Support Site for The Unemployed & Underemployed
Tuesday June 18th 2013

Lynn Chen shared her thoughts on sexuality and other taboo issues

Lynn Chen, a 32-year-old social entrepreneur, is here again to share her views on sexuality and her own recent unwed pregnancy. Marriage is on the cards though and we wish the couple all  the best ahead. Lynn also maintains a blog at therealcarepeople.

Transitioning: Hi Lynn nice to have you on board again, I have heard that you are currently pregnant, want to tell us more about how it happens? 

Lynn: Hello… Yes I’m pregnant and it happened the usual way you end up pregnant. 

Transitioning: Was it a planned one or it just happened? Is marriage on the cards then with Mr Right finally or you want to be a single mum?

Lynn: It wasn’t planned. Yes, marriage is in the pipeline.

Being a single mum takes too much guts. You have to be emotionally and psychologically very prepared – for your kid and for what you have to counter from society’s prejudices. I don’t think I am up for it. I salute women who have such courage. 

Transitioning: How did your parents react when you inform them of the news since we are still quite a conservative country?

Lynn: My mom values the conservative Asian family ideal but dad is less so, in the sense of inculcating me with an independent attitude. Unlike the usual Chinese family, he has a very creative type of parenting method. But that does not mean he is definitely supportive of my choice of a ‘baby-then-wed’ style.

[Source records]
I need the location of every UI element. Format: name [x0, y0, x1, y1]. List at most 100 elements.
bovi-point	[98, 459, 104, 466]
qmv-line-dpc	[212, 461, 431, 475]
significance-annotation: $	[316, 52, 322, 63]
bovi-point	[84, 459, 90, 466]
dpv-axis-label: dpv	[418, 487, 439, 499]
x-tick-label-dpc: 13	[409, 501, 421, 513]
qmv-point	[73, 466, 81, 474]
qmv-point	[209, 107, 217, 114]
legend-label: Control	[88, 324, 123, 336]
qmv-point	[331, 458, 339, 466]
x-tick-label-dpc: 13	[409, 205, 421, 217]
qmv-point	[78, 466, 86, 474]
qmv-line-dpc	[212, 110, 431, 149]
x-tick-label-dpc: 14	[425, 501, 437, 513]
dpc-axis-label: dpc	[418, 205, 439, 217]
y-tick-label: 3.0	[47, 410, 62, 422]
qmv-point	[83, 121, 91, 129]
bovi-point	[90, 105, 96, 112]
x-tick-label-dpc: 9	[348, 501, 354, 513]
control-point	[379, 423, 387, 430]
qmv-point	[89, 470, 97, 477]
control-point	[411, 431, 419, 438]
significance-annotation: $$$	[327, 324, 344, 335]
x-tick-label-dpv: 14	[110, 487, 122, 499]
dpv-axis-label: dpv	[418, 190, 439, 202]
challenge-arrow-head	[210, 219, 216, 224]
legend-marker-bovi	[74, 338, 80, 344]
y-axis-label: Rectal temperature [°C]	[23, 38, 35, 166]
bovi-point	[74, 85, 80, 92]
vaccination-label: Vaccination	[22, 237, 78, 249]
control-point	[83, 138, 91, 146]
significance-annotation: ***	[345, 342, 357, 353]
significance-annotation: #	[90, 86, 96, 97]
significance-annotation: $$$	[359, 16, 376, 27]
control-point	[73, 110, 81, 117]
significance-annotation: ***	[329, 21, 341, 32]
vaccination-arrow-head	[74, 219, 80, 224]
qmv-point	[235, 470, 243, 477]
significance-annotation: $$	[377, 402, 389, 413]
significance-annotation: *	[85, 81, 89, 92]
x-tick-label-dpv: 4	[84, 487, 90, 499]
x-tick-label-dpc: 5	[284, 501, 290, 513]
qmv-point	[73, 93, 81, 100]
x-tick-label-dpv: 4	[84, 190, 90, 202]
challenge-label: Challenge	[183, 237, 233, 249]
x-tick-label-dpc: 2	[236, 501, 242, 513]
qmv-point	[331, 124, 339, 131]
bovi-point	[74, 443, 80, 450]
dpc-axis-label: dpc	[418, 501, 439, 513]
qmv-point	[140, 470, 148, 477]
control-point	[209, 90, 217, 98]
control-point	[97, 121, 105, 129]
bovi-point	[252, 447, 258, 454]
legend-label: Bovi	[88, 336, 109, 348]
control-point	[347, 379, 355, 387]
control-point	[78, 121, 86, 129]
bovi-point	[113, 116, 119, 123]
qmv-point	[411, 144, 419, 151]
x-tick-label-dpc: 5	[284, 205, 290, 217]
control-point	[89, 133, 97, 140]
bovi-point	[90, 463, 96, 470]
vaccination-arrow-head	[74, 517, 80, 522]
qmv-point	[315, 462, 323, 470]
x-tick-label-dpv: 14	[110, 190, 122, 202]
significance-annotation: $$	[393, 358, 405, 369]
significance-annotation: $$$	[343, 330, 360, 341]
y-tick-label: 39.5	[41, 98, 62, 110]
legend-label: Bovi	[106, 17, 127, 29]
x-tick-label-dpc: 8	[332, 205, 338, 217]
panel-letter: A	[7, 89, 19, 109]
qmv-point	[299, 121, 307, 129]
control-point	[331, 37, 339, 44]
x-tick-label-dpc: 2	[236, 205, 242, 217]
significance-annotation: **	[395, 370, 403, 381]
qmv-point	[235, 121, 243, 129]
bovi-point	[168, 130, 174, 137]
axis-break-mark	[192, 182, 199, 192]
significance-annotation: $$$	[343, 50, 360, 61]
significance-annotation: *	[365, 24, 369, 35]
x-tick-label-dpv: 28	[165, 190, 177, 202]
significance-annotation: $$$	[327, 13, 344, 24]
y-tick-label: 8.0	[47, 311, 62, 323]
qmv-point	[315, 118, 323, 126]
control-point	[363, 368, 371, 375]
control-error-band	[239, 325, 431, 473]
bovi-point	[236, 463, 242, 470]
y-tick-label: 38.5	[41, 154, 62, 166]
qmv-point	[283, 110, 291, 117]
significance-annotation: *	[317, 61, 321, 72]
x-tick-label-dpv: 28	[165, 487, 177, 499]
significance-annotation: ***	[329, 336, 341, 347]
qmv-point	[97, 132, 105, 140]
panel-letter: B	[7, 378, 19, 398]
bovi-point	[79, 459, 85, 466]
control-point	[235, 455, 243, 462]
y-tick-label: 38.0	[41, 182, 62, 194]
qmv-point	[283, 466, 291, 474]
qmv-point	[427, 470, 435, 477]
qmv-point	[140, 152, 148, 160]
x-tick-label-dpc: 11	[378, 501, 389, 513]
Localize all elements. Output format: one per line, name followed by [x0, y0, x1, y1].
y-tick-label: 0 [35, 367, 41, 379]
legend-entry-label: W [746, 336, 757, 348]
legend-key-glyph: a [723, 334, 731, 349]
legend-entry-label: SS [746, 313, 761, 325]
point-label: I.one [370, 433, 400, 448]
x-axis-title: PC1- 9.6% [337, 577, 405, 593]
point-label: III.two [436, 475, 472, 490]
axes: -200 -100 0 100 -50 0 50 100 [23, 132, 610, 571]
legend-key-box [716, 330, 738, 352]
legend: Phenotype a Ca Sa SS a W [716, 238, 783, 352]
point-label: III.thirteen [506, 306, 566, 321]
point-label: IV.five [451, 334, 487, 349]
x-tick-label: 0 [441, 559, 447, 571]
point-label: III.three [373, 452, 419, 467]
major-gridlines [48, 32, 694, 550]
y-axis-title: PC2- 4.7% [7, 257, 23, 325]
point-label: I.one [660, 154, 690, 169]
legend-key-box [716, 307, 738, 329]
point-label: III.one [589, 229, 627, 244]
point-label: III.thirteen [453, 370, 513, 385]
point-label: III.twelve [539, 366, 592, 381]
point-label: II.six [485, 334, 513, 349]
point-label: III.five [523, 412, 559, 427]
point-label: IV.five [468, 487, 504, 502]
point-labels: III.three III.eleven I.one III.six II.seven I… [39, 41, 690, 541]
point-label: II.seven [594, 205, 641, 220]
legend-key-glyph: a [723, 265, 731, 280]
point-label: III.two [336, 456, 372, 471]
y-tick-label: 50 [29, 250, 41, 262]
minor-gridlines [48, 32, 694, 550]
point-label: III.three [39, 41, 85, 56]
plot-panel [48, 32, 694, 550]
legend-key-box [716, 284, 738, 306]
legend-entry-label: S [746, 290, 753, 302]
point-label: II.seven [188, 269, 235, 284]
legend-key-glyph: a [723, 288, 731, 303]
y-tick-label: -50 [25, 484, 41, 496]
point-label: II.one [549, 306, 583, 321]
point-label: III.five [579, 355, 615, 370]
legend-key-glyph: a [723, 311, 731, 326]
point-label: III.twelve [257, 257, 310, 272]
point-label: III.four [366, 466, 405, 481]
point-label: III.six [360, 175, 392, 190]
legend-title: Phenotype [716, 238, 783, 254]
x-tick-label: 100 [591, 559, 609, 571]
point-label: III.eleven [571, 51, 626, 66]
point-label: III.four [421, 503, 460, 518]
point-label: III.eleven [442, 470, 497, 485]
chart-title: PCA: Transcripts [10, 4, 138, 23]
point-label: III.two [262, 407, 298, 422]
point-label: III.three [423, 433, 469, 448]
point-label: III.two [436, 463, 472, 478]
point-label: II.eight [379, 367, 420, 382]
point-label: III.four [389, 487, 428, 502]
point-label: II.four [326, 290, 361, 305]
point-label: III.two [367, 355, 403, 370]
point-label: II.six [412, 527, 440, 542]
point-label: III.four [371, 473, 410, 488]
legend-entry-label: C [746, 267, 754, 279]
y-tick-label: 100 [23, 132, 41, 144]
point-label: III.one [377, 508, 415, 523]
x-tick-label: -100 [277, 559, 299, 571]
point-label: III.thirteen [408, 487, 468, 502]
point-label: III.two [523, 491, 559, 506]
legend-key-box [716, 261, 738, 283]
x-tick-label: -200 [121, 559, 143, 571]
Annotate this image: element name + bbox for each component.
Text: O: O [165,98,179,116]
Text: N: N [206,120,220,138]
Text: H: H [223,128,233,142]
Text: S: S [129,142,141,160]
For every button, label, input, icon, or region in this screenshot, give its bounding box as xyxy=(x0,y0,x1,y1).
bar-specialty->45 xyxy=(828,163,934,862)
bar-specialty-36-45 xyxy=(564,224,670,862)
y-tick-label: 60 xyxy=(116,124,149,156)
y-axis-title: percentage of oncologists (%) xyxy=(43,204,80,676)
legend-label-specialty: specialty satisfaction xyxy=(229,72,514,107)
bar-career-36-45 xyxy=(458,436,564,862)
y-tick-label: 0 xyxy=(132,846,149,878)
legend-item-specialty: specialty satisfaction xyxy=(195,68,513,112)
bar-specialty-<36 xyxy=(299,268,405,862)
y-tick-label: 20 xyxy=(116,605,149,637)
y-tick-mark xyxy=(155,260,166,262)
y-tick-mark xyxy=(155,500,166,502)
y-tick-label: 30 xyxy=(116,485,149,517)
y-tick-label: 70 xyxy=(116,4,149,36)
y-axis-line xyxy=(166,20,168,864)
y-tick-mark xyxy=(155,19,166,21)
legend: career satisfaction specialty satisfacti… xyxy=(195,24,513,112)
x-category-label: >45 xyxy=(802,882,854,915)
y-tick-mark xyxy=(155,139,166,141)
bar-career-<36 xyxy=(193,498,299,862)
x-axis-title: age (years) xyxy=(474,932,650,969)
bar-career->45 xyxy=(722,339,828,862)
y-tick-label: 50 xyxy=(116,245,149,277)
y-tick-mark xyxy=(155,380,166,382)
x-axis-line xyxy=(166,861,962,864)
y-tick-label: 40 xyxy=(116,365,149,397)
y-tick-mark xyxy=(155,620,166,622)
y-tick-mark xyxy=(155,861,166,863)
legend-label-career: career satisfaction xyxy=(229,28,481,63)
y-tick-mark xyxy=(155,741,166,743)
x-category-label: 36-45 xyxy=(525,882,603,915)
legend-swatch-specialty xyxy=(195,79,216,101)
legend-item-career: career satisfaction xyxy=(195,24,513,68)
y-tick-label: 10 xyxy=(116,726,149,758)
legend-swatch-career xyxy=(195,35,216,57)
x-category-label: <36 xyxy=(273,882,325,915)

- **Description of the task**: Please rewrite the interview from "Being a single" up to and including "a conservative country?", with "courage" replaced by "bravery". The listing is separate material, unrelated to the interview.

- **Written answer**:
Being a single mum takes too much guts. You have to be emotionally and psychologically very prepared – for your kid and for what you have to counter from society’s prejudices. I don’t think I am up for it. I salute women who have such bravery. 

Transitioning: How did your parents react when you inform them of the news since we are still quite a conservative country?